WRITTEN TASK:
Quote all of the data below exactly, please.

DATASET RECORDS:
● ● ● ● ●

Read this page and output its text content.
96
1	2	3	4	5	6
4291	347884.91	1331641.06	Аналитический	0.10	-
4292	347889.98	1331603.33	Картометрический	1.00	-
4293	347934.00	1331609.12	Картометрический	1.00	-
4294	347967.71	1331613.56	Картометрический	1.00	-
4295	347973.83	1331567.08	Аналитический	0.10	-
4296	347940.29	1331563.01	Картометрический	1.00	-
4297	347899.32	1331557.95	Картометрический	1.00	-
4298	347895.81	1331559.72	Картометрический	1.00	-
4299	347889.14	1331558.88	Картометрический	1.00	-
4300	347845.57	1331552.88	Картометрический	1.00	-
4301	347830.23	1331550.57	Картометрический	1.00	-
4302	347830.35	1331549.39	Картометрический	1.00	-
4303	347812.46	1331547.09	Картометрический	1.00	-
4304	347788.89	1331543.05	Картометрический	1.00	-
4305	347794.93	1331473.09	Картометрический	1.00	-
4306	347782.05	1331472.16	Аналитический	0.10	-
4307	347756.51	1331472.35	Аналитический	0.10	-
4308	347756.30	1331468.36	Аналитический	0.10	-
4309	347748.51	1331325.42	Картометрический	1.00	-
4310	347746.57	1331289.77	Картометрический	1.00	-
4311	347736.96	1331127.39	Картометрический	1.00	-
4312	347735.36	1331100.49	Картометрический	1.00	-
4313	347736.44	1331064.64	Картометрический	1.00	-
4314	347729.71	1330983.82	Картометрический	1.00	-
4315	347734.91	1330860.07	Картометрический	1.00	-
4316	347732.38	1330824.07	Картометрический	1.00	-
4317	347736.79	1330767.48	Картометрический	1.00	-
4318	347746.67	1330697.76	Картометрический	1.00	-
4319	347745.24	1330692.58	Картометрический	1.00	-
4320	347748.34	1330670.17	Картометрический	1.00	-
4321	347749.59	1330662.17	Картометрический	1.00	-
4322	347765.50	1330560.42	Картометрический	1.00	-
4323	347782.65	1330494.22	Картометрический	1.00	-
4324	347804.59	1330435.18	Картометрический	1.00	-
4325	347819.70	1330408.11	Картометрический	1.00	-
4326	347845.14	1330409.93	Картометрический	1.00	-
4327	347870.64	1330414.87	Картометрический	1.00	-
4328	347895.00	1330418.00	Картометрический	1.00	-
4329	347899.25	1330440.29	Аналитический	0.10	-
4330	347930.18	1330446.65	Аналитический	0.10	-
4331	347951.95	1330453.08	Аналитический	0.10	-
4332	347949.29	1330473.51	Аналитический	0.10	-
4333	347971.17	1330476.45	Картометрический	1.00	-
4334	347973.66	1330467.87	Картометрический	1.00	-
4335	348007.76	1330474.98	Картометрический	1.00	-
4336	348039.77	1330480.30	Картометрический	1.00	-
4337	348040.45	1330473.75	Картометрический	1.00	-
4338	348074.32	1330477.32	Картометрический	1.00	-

● ● ● ● ●

ANSWER FOR THIS EXERCISE:
Read this page and output its text content.
96
1	2	3	4	5	6
4291	347884.91	1331641.06	Аналитический	0.10	-
4292	347889.98	1331603.33	Картометрический	1.00	-
4293	347934.00	1331609.12	Картометрический	1.00	-
4294	347967.71	1331613.56	Картометрический	1.00	-
4295	347973.83	1331567.08	Аналитический	0.10	-
4296	347940.29	1331563.01	Картометрический	1.00	-
4297	347899.32	1331557.95	Картометрический	1.00	-
4298	347895.81	1331559.72	Картометрический	1.00	-
4299	347889.14	1331558.88	Картометрический	1.00	-
4300	347845.57	1331552.88	Картометрический	1.00	-
4301	347830.23	1331550.57	Картометрический	1.00	-
4302	347830.35	1331549.39	Картометрический	1.00	-
4303	347812.46	1331547.09	Картометрический	1.00	-
4304	347788.89	1331543.05	Картометрический	1.00	-
4305	347794.93	1331473.09	Картометрический	1.00	-
4306	347782.05	1331472.16	Аналитический	0.10	-
4307	347756.51	1331472.35	Аналитический	0.10	-
4308	347756.30	1331468.36	Аналитический	0.10	-
4309	347748.51	1331325.42	Картометрический	1.00	-
4310	347746.57	1331289.77	Картометрический	1.00	-
4311	347736.96	1331127.39	Картометрический	1.00	-
4312	347735.36	1331100.49	Картометрический	1.00	-
4313	347736.44	1331064.64	Картометрический	1.00	-
4314	347729.71	1330983.82	Картометрический	1.00	-
4315	347734.91	1330860.07	Картометрический	1.00	-
4316	347732.38	1330824.07	Картометрический	1.00	-
4317	347736.79	1330767.48	Картометрический	1.00	-
4318	347746.67	1330697.76	Картометрический	1.00	-
4319	347745.24	1330692.58	Картометрический	1.00	-
4320	347748.34	1330670.17	Картометрический	1.00	-
4321	347749.59	1330662.17	Картометрический	1.00	-
4322	347765.50	1330560.42	Картометрический	1.00	-
4323	347782.65	1330494.22	Картометрический	1.00	-
4324	347804.59	1330435.18	Картометрический	1.00	-
4325	347819.70	1330408.11	Картометрический	1.00	-
4326	347845.14	1330409.93	Картометрический	1.00	-
4327	347870.64	1330414.87	Картометрический	1.00	-
4328	347895.00	1330418.00	Картометрический	1.00	-
4329	347899.25	1330440.29	Аналитический	0.10	-
4330	347930.18	1330446.65	Аналитический	0.10	-
4331	347951.95	1330453.08	Аналитический	0.10	-
4332	347949.29	1330473.51	Аналитический	0.10	-
4333	347971.17	1330476.45	Картометрический	1.00	-
4334	347973.66	1330467.87	Картометрический	1.00	-
4335	348007.76	1330474.98	Картометрический	1.00	-
4336	348039.77	1330480.30	Картометрический	1.00	-
4337	348040.45	1330473.75	Картометрический	1.00	-
4338	348074.32	1330477.32	Картометрический	1.00	-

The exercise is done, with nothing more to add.